**Task directions**
In the listing below, find every line containing "nuove" and copy it out.

**Data rows**
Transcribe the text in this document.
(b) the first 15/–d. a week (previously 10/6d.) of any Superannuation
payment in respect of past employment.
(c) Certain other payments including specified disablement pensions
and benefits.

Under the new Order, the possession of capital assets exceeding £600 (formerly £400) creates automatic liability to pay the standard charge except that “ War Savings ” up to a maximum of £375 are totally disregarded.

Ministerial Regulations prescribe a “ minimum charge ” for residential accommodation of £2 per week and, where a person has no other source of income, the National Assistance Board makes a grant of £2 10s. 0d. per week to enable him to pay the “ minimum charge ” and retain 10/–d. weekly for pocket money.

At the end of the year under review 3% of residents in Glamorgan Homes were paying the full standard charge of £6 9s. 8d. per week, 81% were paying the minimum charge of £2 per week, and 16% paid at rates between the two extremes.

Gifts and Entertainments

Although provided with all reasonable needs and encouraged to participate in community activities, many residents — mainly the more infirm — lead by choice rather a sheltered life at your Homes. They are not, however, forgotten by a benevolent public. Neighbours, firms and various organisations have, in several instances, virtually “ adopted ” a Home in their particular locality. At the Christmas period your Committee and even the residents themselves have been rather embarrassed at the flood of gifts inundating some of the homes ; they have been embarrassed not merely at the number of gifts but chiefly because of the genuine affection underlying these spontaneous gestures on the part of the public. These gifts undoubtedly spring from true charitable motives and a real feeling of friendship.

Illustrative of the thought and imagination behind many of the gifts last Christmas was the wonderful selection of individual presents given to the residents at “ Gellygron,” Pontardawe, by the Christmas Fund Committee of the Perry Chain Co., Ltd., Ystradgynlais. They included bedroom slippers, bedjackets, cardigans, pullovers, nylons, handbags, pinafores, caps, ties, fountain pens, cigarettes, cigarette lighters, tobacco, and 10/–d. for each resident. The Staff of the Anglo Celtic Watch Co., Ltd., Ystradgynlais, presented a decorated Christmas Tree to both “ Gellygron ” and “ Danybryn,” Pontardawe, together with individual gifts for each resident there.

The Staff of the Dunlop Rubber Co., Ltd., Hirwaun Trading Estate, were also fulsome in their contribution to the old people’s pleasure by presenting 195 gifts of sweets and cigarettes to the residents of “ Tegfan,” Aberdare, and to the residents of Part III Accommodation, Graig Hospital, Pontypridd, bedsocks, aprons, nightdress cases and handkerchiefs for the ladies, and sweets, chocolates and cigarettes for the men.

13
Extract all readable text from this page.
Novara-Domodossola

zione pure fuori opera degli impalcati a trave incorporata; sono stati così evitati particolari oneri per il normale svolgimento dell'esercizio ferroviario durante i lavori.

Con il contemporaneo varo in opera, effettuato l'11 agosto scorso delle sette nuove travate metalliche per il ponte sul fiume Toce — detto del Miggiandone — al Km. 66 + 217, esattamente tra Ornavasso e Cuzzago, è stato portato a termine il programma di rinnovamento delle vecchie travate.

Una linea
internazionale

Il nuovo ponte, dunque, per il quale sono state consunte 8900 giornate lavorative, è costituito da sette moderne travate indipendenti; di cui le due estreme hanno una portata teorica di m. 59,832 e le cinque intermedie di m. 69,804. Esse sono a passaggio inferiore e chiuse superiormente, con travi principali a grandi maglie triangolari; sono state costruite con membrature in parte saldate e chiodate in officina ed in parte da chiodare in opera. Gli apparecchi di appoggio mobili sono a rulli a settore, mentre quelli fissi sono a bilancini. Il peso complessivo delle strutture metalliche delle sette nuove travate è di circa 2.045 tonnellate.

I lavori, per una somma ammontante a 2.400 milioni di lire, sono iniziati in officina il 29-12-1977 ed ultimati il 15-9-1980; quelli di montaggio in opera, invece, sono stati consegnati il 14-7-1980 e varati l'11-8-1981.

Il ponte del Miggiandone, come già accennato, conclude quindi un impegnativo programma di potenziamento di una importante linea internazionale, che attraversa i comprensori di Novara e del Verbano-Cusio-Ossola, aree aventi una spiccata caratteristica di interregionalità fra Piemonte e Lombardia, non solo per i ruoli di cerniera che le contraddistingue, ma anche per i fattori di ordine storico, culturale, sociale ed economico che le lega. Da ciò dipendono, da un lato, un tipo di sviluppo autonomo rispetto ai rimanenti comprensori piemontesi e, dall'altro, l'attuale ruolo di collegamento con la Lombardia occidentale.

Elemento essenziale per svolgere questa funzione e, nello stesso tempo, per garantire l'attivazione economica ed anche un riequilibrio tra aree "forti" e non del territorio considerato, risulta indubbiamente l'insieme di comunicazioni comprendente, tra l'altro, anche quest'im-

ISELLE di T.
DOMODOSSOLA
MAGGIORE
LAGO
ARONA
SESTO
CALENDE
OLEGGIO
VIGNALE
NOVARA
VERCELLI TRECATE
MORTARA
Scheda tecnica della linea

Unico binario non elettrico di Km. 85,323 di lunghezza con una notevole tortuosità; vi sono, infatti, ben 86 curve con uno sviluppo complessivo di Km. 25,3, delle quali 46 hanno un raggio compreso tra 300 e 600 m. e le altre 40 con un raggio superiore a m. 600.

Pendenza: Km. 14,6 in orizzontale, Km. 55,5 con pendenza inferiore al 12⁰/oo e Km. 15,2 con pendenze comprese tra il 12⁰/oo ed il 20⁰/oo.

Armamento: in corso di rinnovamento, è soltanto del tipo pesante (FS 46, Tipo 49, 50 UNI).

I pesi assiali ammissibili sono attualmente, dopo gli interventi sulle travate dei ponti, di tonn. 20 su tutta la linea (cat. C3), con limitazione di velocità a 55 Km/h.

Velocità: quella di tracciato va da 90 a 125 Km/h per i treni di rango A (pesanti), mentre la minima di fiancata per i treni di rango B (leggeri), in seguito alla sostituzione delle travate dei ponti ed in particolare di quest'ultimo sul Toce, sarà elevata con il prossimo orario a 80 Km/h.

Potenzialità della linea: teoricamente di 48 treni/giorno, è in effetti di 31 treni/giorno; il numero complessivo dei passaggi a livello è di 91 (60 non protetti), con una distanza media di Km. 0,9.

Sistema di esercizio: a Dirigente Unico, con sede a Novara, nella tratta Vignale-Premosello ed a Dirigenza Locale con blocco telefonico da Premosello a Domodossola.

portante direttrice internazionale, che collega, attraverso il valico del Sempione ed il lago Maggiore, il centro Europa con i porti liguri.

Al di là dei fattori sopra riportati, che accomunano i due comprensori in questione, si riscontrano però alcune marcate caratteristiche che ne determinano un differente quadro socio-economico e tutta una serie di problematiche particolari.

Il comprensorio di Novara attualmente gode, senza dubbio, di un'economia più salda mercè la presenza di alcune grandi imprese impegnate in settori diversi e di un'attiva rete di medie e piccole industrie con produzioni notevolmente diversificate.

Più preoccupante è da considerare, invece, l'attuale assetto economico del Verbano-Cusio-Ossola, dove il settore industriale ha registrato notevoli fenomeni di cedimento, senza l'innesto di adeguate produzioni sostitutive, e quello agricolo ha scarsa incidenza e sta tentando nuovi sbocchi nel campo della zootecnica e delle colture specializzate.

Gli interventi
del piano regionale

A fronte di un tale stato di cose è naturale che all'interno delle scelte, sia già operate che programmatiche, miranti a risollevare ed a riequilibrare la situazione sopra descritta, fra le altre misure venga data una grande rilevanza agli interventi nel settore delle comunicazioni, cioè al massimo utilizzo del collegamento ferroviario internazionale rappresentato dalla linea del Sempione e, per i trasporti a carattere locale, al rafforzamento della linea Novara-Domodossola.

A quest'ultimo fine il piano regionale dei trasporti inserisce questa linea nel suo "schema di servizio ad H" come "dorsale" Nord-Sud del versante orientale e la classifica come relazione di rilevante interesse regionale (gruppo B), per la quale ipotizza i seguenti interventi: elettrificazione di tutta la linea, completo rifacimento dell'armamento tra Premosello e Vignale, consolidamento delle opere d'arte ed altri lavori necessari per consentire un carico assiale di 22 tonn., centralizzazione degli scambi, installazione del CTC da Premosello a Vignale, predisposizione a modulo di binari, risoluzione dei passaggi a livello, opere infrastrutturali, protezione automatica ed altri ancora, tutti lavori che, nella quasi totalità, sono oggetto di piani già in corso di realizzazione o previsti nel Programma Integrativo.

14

**Task output**
Con il contemporaneo varo in opera, effettuato l'11 agosto scorso delle sette nuove travate metalliche per il ponte sul fiume Toce — detto del Miggiandone — al Km. 66 + 217, esattamente tra Ornavasso e Cuzzago, è stato portato a termine il programma di rinnovamento delle vecchie travate.
Il nuovo ponte, dunque, per il quale sono state consunte 8900 giornate lavorative, è costituito da sette moderne travate indipendenti; di cui le due estreme hanno una portata teorica di m. 59,832 e le cinque intermedie di m. 69,804. Esse sono a passaggio inferiore e chiuse superiormente, con travi principali a grandi maglie triangolari; sono state costruite con membrature in parte saldate e chiodate in officina ed in parte da chiodare in opera. Gli apparecchi di appoggio mobili sono a rulli a settore, mentre quelli fissi sono a bilancini. Il peso complessivo delle strutture metalliche delle sette nuove travate è di circa 2.045 tonnellate.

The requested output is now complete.